Data records

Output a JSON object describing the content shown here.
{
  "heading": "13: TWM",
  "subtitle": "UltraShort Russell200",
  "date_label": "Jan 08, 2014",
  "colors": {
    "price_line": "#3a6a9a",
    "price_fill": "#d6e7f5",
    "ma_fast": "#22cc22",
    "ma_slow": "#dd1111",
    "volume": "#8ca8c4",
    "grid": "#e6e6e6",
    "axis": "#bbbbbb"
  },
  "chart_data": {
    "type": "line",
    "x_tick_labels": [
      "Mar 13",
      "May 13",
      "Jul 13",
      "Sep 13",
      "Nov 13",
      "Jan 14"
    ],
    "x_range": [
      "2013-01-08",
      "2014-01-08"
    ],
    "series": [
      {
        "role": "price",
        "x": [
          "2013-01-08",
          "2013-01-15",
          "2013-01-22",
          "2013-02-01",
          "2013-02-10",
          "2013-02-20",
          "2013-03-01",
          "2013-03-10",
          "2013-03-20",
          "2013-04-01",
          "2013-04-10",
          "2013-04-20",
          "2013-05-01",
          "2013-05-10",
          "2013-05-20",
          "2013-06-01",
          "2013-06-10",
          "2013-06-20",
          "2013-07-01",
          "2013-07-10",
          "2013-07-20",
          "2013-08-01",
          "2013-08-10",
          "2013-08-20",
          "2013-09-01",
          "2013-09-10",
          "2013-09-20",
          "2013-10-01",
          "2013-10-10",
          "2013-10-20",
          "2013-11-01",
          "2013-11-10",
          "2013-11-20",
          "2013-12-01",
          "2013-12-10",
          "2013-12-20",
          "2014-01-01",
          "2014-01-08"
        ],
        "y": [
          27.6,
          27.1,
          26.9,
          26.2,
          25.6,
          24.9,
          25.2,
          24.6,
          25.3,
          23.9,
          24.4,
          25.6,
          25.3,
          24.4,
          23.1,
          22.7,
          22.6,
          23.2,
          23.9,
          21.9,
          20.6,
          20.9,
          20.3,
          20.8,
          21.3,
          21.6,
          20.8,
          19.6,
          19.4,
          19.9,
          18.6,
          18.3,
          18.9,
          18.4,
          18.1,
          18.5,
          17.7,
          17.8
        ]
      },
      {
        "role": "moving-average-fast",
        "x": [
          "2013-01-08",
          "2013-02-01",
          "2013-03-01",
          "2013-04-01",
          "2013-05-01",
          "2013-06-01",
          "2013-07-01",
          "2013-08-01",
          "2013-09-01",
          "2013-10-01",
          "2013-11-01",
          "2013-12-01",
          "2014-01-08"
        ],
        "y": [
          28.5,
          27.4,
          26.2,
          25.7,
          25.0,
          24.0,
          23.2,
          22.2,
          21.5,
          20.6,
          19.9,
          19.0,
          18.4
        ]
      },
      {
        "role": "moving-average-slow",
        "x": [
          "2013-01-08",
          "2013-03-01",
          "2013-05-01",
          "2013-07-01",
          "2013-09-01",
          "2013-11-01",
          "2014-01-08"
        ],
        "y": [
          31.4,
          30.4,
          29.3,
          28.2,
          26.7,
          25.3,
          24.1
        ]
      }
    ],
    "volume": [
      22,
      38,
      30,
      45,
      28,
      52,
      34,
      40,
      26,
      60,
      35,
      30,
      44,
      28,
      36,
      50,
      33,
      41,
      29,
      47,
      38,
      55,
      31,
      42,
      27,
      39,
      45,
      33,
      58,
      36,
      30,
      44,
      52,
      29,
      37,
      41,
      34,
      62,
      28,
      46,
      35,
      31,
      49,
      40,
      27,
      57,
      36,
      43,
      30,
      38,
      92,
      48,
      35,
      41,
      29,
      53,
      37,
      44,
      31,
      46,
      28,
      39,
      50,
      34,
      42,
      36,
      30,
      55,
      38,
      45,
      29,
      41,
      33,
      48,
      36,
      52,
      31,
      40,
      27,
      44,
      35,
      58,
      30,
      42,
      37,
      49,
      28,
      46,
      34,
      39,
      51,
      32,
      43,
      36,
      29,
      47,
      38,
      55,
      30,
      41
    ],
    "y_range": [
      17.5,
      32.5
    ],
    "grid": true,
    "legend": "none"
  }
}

### GIVEN REQUEST
All of the entries must be quoted exactly; please include each one.

### ANSWER TO THE EXERCISE
Output a JSON object describing the content shown here.
{
  "heading": "13: TWM",
  "subtitle": "UltraShort Russell200",
  "date_label": "Jan 08, 2014",
  "colors": {
    "price_line": "#3a6a9a",
    "price_fill": "#d6e7f5",
    "ma_fast": "#22cc22",
    "ma_slow": "#dd1111",
    "volume": "#8ca8c4",
    "grid": "#e6e6e6",
    "axis": "#bbbbbb"
  },
  "chart_data": {
    "type": "line",
    "x_tick_labels": [
      "Mar 13",
      "May 13",
      "Jul 13",
      "Sep 13",
      "Nov 13",
      "Jan 14"
    ],
    "x_range": [
      "2013-01-08",
      "2014-01-08"
    ],
    "series": [
      {
        "role": "price",
        "x": [
          "2013-01-08",
          "2013-01-15",
          "2013-01-22",
          "2013-02-01",
          "2013-02-10",
          "2013-02-20",
          "2013-03-01",
          "2013-03-10",
          "2013-03-20",
          "2013-04-01",
          "2013-04-10",
          "2013-04-20",
          "2013-05-01",
          "2013-05-10",
          "2013-05-20",
          "2013-06-01",
          "2013-06-10",
          "2013-06-20",
          "2013-07-01",
          "2013-07-10",
          "2013-07-20",
          "2013-08-01",
          "2013-08-10",
          "2013-08-20",
          "2013-09-01",
          "2013-09-10",
          "2013-09-20",
          "2013-10-01",
          "2013-10-10",
          "2013-10-20",
          "2013-11-01",
          "2013-11-10",
          "2013-11-20",
          "2013-12-01",
          "2013-12-10",
          "2013-12-20",
          "2014-01-01",
          "2014-01-08"
        ],
        "y": [
          27.6,
          27.1,
          26.9,
          26.2,
          25.6,
          24.9,
          25.2,
          24.6,
          25.3,
          23.9,
          24.4,
          25.6,
          25.3,
          24.4,
          23.1,
          22.7,
          22.6,
          23.2,
          23.9,
          21.9,
          20.6,
          20.9,
          20.3,
          20.8,
          21.3,
          21.6,
          20.8,
          19.6,
          19.4,
          19.9,
          18.6,
          18.3,
          18.9,
          18.4,
          18.1,
          18.5,
          17.7,
          17.8
        ]
      },
      {
        "role": "moving-average-fast",
        "x": [
          "2013-01-08",
          "2013-02-01",
          "2013-03-01",
          "2013-04-01",
          "2013-05-01",
          "2013-06-01",
          "2013-07-01",
          "2013-08-01",
          "2013-09-01",
          "2013-10-01",
          "2013-11-01",
          "2013-12-01",
          "2014-01-08"
        ],
        "y": [
          28.5,
          27.4,
          26.2,
          25.7,
          25.0,
          24.0,
          23.2,
          22.2,
          21.5,
          20.6,
          19.9,
          19.0,
          18.4
        ]
      },
      {
        "role": "moving-average-slow",
        "x": [
          "2013-01-08",
          "2013-03-01",
          "2013-05-01",
          "2013-07-01",
          "2013-09-01",
          "2013-11-01",
          "2014-01-08"
        ],
        "y": [
          31.4,
          30.4,
          29.3,
          28.2,
          26.7,
          25.3,
          24.1
        ]
      }
    ],
    "volume": [
      22,
      38,
      30,
      45,
      28,
      52,
      34,
      40,
      26,
      60,
      35,
      30,
      44,
      28,
      36,
      50,
      33,
      41,
      29,
      47,
      38,
      55,
      31,
      42,
      27,
      39,
      45,
      33,
      58,
      36,
      30,
      44,
      52,
      29,
      37,
      41,
      34,
      62,
      28,
      46,
      35,
      31,
      49,
      40,
      27,
      57,
      36,
      43,
      30,
      38,
      92,
      48,
      35,
      41,
      29,
      53,
      37,
      44,
      31,
      46,
      28,
      39,
      50,
      34,
      42,
      36,
      30,
      55,
      38,
      45,
      29,
      41,
      33,
      48,
      36,
      52,
      31,
      40,
      27,
      44,
      35,
      58,
      30,
      42,
      37,
      49,
      28,
      46,
      34,
      39,
      51,
      32,
      43,
      36,
      29,
      47,
      38,
      55,
      30,
      41
    ],
    "y_range": [
      17.5,
      32.5
    ],
    "grid": true,
    "legend": "none"
  }
}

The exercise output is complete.